◆ Jouw opdracht
Schrijf uit de tekst over nieuwjaarsgedichten letterlijk over van "Last Updated on" tot en met "gehoord wil worden.".

◆ Aangeleverde tekst

Last Updated on 2 januari 2025 by M.G. Sulman
Nieuwjaarsgedichten, ze zijn er in alle soorten en maten: van prachtig uitgewerkte literaire meesterwerken die je diep raken, tot luchtige rijmpjes die snel bij de deur worden voorgedragen. Ze weerspiegelen de overgang van oud naar nieuw, met een mix van hoop, humor en soms een vleugje melancholie. In dit artikel duiken we in de wereld van nieuwjaarsgedichten, van de verfijnde pennenstreken van grote dichters tot de spontane creaties van lantaarnopstekers en nachtwakers in de tijden van weleer. Waar deze traditie ooit bloeide, raakt ze thans in vergetelheid, een echo van een tijd waarin woorden de brug naar een nieuw begin waren. Eén waarheid blijft: verheven of eenvoudig, elk gedicht ademt een eigen ziel en draagt een verhaal dat gehoord wil worden.
Inhoud
- 1 De rijke traditie van nieuwjaarsgedichten in Nederland en Vlaanderen
- 2 Nieuwjaarsgedichten: vijf literaire pareltjes
- 3 Nieuwjaarsgedichten uit de oude doos
- 3.1 Nieuwjaarsgedicht van een lantaarnopsteker (1851)
- 3.2 Nieuwjaarsgedicht of bedelarij? Het verhaal van Harm G. in 1892
- 3.3 Nieuwjaarsgedicht van een nachtwaker (1911)
- 3.4 Van nieuwjaarsgedichten die verdwijnen tot tradities die vervagen (1922)

◆ Aangeleverde gegevens
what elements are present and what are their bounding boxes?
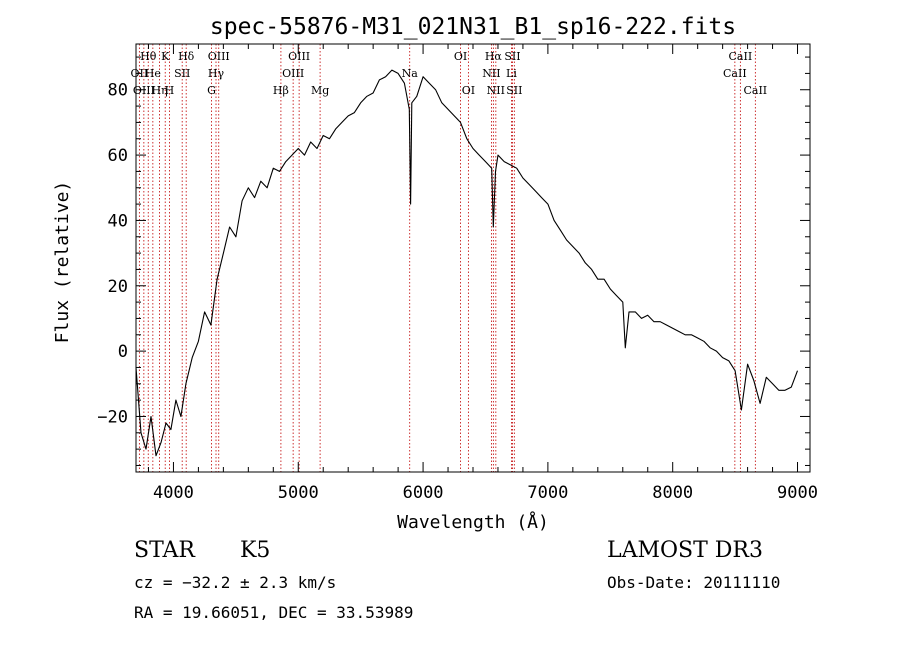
- line-label-23: Li: [506, 67, 517, 80]
- object-subclass: K5: [240, 538, 271, 563]
- line-label-4: Hη: [151, 84, 167, 97]
- coordinates: RA = 19.66051, DEC = 33.53989: [134, 603, 414, 622]
- survey-name: LAMOST DR3: [607, 538, 763, 563]
- line-label-8: Hδ: [178, 50, 195, 63]
- redshift-velocity: cz = −32.2 ± 2.3 km/s: [134, 573, 337, 592]
- line-label-5: K: [161, 50, 170, 63]
- observation-date: Obs-Date: 20111110: [607, 573, 781, 592]
- line-label-3: He: [145, 67, 161, 80]
- x-tick-label-3: 7000: [527, 483, 568, 503]
- line-label-0: Hθ: [140, 50, 157, 63]
- line-label-10: Hγ: [208, 67, 225, 80]
- line-label-15: Mg: [311, 84, 329, 97]
- line-label-19: Hα: [485, 50, 503, 63]
- line-labels: Hθ OII OIII He Hη K SII H Hδ OIII Hγ G Hβ OIII OIII Mg N…: [131, 50, 768, 97]
- y-tick-label-3: 40: [108, 211, 128, 231]
- y-tick-label-1: 0: [118, 342, 128, 362]
- y-tick-label-5: 80: [108, 81, 128, 101]
- x-tick-label-1: 5000: [278, 483, 319, 503]
- line-label-6: SII: [174, 67, 190, 80]
- line-label-17: OI: [454, 50, 467, 63]
- line-label-21: NII: [487, 84, 505, 97]
- spectrum-chart: 4000 5000 6000 7000 8000 9000 −20 0 20 40 60 80 Hθ O…: [52, 14, 818, 533]
- y-axis-label: Flux (relative): [52, 181, 73, 344]
- x-axis-label: Wavelength (Å): [397, 511, 549, 533]
- chart-title: spec-55876-M31_021N31_B1_sp16-222.fits: [210, 14, 736, 40]
- line-label-18: OI: [462, 84, 475, 97]
- x-tick-label-2: 6000: [403, 483, 444, 503]
- y-tick-label-4: 60: [108, 146, 128, 166]
- line-label-14: OIII: [288, 50, 310, 63]
- line-label-20: NII: [482, 67, 500, 80]
- line-label-7: H: [165, 84, 175, 97]
- x-tick-label-0: 4000: [153, 483, 194, 503]
- line-label-25: CaII: [729, 50, 753, 63]
- axis-ticks: 4000 5000 6000 7000 8000 9000 −20 0 20 40 60 80: [97, 44, 818, 503]
- line-markers: [138, 44, 756, 472]
- line-label-2: OIII: [133, 84, 155, 97]
- line-label-12: Hβ: [273, 84, 289, 97]
- y-tick-label-0: −20: [97, 407, 128, 427]
- x-tick-label-5: 9000: [777, 483, 818, 503]
- line-label-22: SII: [504, 50, 520, 63]
- spectrum-line: [135, 69, 799, 457]
- line-label-24: SII: [506, 84, 522, 97]
- object-class: STAR: [134, 538, 195, 563]
- line-label-13: OIII: [282, 67, 304, 80]
- line-label-16: Na: [402, 67, 419, 80]
- y-tick-label-2: 20: [108, 277, 128, 297]
- line-label-27: CaII: [743, 84, 767, 97]
- line-label-26: CaII: [723, 67, 747, 80]
- line-label-11: G: [207, 84, 216, 97]
- plot-frame: [135, 43, 811, 473]
- line-label-9: OIII: [208, 50, 230, 63]
- x-tick-label-4: 8000: [652, 483, 693, 503]
- line-label-1: OII: [131, 67, 149, 80]
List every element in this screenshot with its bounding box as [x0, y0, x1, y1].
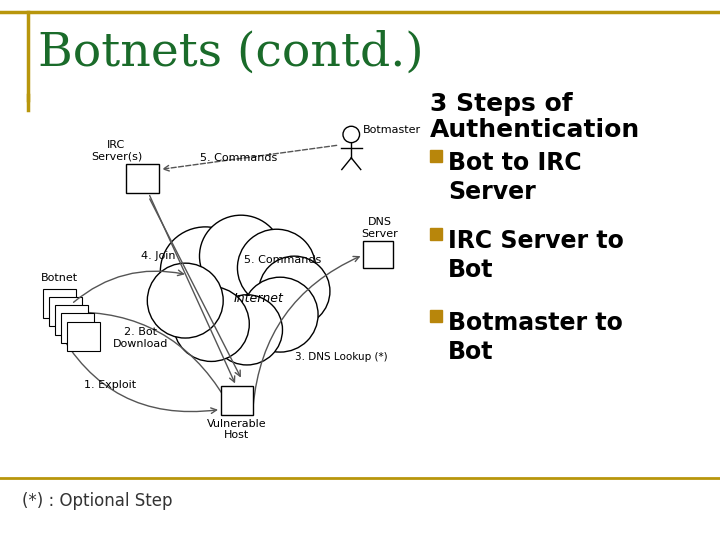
- Bar: [126, 164, 159, 193]
- Text: 3. DNS Lookup (*): 3. DNS Lookup (*): [295, 352, 388, 362]
- Bar: [430, 228, 442, 240]
- Text: Bot to IRC
Server: Bot to IRC Server: [448, 151, 582, 204]
- Bar: [221, 386, 253, 415]
- Circle shape: [343, 126, 359, 143]
- Text: 4. Join: 4. Join: [140, 251, 175, 261]
- Circle shape: [161, 227, 251, 316]
- Bar: [363, 241, 393, 268]
- Bar: [430, 150, 442, 162]
- Circle shape: [174, 287, 249, 361]
- Text: 5. Commands: 5. Commands: [244, 255, 321, 265]
- Bar: [55, 305, 88, 334]
- Text: 3 Steps of: 3 Steps of: [430, 92, 572, 116]
- Text: IRC Server to
Bot: IRC Server to Bot: [448, 229, 624, 282]
- Bar: [67, 322, 100, 351]
- Circle shape: [199, 215, 282, 297]
- Text: (*) : Optional Step: (*) : Optional Step: [22, 492, 173, 510]
- Text: 2. Bot
Download: 2. Bot Download: [112, 327, 168, 349]
- Text: IRC
Server(s): IRC Server(s): [91, 140, 142, 161]
- Text: 5. Commands: 5. Commands: [200, 153, 277, 163]
- Text: Botnets (contd.): Botnets (contd.): [38, 30, 423, 75]
- Text: Botnet: Botnet: [41, 273, 78, 283]
- Text: Vulnerable
Host: Vulnerable Host: [207, 419, 266, 440]
- Bar: [60, 313, 94, 343]
- Bar: [49, 297, 82, 326]
- Circle shape: [238, 229, 315, 306]
- Circle shape: [212, 295, 282, 365]
- Bar: [430, 310, 442, 322]
- Text: Botmaster: Botmaster: [363, 125, 421, 135]
- Text: Internet: Internet: [234, 292, 284, 305]
- Circle shape: [242, 277, 318, 352]
- Bar: [43, 289, 76, 318]
- Text: 1. Exploit: 1. Exploit: [84, 380, 137, 390]
- Circle shape: [258, 256, 330, 326]
- Text: Botmaster to
Bot: Botmaster to Bot: [448, 311, 623, 364]
- Circle shape: [148, 263, 223, 338]
- Text: Authentication: Authentication: [430, 118, 640, 142]
- Text: DNS
Server: DNS Server: [361, 217, 398, 239]
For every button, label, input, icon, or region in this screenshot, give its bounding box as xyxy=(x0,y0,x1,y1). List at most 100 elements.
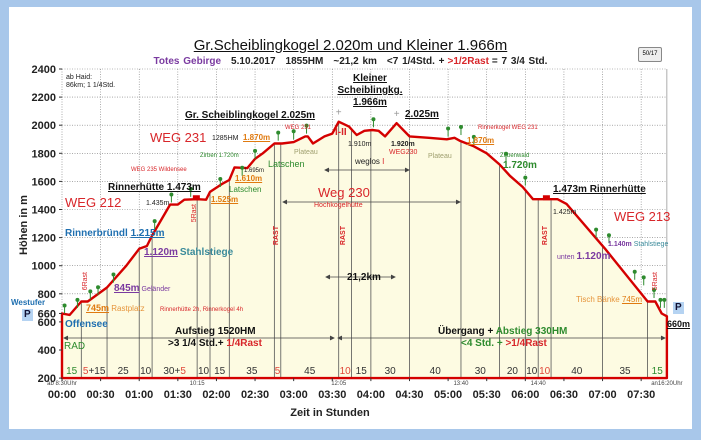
tree-icon xyxy=(75,297,80,302)
segment-duration-part: 10 xyxy=(539,366,551,377)
rest-marker: RAST xyxy=(273,226,280,246)
elev-note: 1.920m xyxy=(391,141,415,148)
x-tick-label: 01:30 xyxy=(164,389,192,401)
descent-arrow-head xyxy=(660,335,666,341)
clock-time: ab 8:30Uhr xyxy=(47,381,77,387)
date: 5.10.2017 xyxy=(231,56,276,67)
weg230-arrow-head xyxy=(455,199,461,205)
segment-duration-part: 10 xyxy=(526,366,538,377)
elev-note: 1.435m xyxy=(146,200,170,207)
note: WEG230 xyxy=(389,149,418,156)
clock-time: 13:40 xyxy=(453,381,469,387)
note: Latschen xyxy=(229,185,262,194)
elev-note: 1.870m xyxy=(243,133,271,142)
elev-note: 1.720m xyxy=(503,160,537,171)
tree-icon xyxy=(504,151,509,156)
rest-marker: RAST xyxy=(542,226,549,246)
profile-fill xyxy=(62,121,667,379)
note: Tisch Bänke xyxy=(576,295,620,304)
tree-icon xyxy=(152,219,157,224)
segment-duration: 10 xyxy=(539,366,551,377)
segment-duration: 40 xyxy=(430,366,442,377)
note: Rinnerkogel WEG 231 xyxy=(478,125,538,131)
y-tick-label: 1200 xyxy=(32,233,56,245)
note: unten xyxy=(557,254,575,261)
elev-note: 1.120m xyxy=(144,247,178,258)
elev-note: 1.140m xyxy=(608,241,632,248)
ascent-time: >3 1/4 Std.+ xyxy=(168,338,227,349)
segment-duration-part: 10 xyxy=(140,366,152,377)
hut-icon xyxy=(542,195,550,201)
x-tick-label: 02:30 xyxy=(241,389,269,401)
parking-icon: P xyxy=(673,302,684,314)
elev-note: 1.425m xyxy=(553,209,577,216)
segment-duration: 15 xyxy=(66,366,78,377)
weg230-arrow-head xyxy=(282,199,288,205)
segment-duration-part: 10 xyxy=(198,366,210,377)
note: ab Haid: xyxy=(66,74,93,81)
note: Latschen xyxy=(268,159,305,169)
ascent-arrow-head xyxy=(63,335,69,341)
region: Totes Gebirge xyxy=(153,56,222,67)
bike-note: RAD xyxy=(64,341,86,352)
rest-note: 5Rast xyxy=(191,204,198,223)
note: Plateau xyxy=(428,153,452,160)
descent-rest: >1/4Rast xyxy=(505,338,547,349)
segment-duration-part: 15 xyxy=(356,366,368,377)
x-tick-label: 06:00 xyxy=(511,389,539,401)
note: Westufer xyxy=(11,298,46,307)
segment-labels: 15 5+15 25 10 30+5 10 15 35 5 45 10 15 30 40 30 20 10 10 4… xyxy=(66,366,663,377)
end-elev: 660m xyxy=(667,319,691,329)
tree-icon xyxy=(188,186,193,191)
segment-duration: 5 xyxy=(275,366,281,377)
segment-duration-part: 25 xyxy=(118,366,130,377)
x-tick-label: 05:30 xyxy=(473,389,501,401)
tree-icon xyxy=(169,192,174,197)
segment-duration-part: + xyxy=(174,366,180,377)
descent-arrow-head xyxy=(337,335,343,341)
x-axis-label: Zeit in Stunden xyxy=(290,407,370,419)
segment-lines xyxy=(80,121,648,379)
note: 1285HM xyxy=(212,135,239,142)
distance-arrow-head xyxy=(390,274,396,280)
clock-time: 14:40 xyxy=(531,381,547,387)
y-tick-label: 2000 xyxy=(32,120,56,132)
segment-duration-part: 40 xyxy=(571,366,583,377)
summit-label: 1.966m xyxy=(353,97,387,108)
segment-duration-part: 5 xyxy=(275,366,281,377)
summit-label: Scheiblingkg. xyxy=(337,85,403,96)
y-axis-label: Höhen in m xyxy=(18,195,30,255)
tree-icon xyxy=(446,126,451,131)
segment-duration: 10 xyxy=(198,366,210,377)
segment-duration: 15 xyxy=(214,366,226,377)
tree-icon xyxy=(658,297,663,302)
note: Offensee xyxy=(65,319,108,330)
segment-duration: 15 xyxy=(652,366,664,377)
segment-duration-part: 40 xyxy=(430,366,442,377)
elev-note: 1.910m xyxy=(348,141,372,148)
segment-duration-part: 5 xyxy=(180,366,186,377)
segment-duration: 30 xyxy=(385,366,397,377)
segment-duration-part: 35 xyxy=(620,366,632,377)
tree-icon xyxy=(88,289,93,294)
summit-cross-icon: + xyxy=(394,109,400,120)
trail-label: WEG 212 xyxy=(65,195,122,210)
tree-icon xyxy=(606,233,611,238)
note: Hochkogelhütte xyxy=(314,202,363,209)
segment-duration-part: 30 xyxy=(163,366,175,377)
clock-marks: ab 8:30Uhr 10:15 12:05 13:40 14:40 an16:20Uhr xyxy=(47,381,682,387)
tree-icon xyxy=(111,272,116,277)
distance-arrow-head xyxy=(325,274,331,280)
tree-icon xyxy=(471,134,476,139)
ascent-rest: 1/4Rast xyxy=(226,338,262,349)
tree-icon xyxy=(458,125,463,130)
note: Zirben 1.720m xyxy=(200,153,239,159)
note: 86km; 1 1/4Std. xyxy=(66,82,116,89)
tree-icon xyxy=(218,177,223,182)
page-button[interactable]: 50/17 xyxy=(638,47,662,62)
x-tick-label: 01:00 xyxy=(125,389,153,401)
summit-label: Kleiner xyxy=(353,73,387,84)
segment-duration-part: 30 xyxy=(385,366,397,377)
x-tick-label: 05:00 xyxy=(434,389,462,401)
tree-icon xyxy=(253,148,258,153)
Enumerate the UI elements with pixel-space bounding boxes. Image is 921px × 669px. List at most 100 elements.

◆ Uitgewerkt antwoord
Last Updated on 2 januari 2025 by M.G. Sulman
Nieuwjaarsgedichten, ze zijn er in alle soorten en maten: van prachtig uitgewerkte literaire meesterwerken die je diep raken, tot luchtige rijmpjes die snel bij de deur worden voorgedragen. Ze weerspiegelen de overgang van oud naar nieuw, met een mix van hoop, humor en soms een vleugje melancholie. In dit artikel duiken we in de wereld van nieuwjaarsgedichten, van de verfijnde pennenstreken van grote dichters tot de spontane creaties van lantaarnopstekers en nachtwakers in de tijden van weleer. Waar deze traditie ooit bloeide, raakt ze thans in vergetelheid, een echo van een tijd waarin woorden de brug naar een nieuw begin waren. Eén waarheid blijft: verheven of eenvoudig, elk gedicht ademt een eigen ziel en draagt een verhaal dat gehoord wil worden.